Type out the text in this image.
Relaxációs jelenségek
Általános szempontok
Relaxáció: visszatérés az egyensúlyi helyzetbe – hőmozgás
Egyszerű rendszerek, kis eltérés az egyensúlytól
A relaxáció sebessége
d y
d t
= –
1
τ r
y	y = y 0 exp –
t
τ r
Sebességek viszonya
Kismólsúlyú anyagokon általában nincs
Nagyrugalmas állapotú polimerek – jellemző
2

● ● ● ● ●

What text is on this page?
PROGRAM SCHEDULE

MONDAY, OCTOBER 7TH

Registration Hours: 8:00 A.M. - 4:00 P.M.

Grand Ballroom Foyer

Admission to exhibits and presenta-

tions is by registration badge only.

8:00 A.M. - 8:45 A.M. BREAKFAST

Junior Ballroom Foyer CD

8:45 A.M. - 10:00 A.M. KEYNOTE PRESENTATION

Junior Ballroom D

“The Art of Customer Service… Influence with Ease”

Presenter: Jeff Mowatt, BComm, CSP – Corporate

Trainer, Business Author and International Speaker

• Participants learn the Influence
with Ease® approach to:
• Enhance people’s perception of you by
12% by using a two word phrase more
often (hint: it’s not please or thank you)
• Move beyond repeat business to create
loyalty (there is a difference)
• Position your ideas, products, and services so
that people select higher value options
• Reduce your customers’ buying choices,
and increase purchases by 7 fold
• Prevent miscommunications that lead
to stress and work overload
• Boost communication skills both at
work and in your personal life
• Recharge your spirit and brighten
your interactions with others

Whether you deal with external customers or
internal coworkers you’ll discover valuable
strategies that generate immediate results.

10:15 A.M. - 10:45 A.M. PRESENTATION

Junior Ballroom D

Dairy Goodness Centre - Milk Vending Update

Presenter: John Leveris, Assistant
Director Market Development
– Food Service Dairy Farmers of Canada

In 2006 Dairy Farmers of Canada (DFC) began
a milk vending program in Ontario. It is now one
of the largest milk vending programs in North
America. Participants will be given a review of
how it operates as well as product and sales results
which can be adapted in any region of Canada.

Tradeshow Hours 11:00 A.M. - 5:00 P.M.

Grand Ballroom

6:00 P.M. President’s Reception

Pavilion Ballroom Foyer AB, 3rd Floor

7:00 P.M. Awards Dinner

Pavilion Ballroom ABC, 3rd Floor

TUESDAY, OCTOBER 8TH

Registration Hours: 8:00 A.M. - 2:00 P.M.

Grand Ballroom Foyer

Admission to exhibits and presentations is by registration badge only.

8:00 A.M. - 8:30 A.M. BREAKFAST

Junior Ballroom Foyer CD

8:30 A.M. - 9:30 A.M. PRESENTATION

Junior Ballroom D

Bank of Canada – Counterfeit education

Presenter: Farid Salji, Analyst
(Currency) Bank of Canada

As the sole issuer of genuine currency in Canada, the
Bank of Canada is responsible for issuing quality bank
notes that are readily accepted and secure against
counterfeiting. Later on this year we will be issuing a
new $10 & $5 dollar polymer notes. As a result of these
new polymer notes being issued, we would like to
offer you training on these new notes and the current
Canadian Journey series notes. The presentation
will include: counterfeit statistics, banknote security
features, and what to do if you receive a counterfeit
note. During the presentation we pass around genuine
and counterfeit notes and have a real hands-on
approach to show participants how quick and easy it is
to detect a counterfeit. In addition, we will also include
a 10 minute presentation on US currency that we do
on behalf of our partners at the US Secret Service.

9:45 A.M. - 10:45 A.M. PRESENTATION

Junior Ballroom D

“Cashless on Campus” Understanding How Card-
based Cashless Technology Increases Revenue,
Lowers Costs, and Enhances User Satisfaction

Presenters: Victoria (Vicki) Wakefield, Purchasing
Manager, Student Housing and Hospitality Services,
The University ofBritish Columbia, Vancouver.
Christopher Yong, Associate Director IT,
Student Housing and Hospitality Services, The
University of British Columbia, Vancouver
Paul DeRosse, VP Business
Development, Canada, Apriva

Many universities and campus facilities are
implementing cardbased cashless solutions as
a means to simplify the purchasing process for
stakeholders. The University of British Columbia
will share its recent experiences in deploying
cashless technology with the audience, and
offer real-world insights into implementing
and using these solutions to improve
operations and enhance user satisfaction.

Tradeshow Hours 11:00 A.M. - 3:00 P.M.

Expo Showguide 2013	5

● ● ● ● ●

The task
Go through the material above and count the lines that contain "implementing"; answer with the number alone.

Task output
2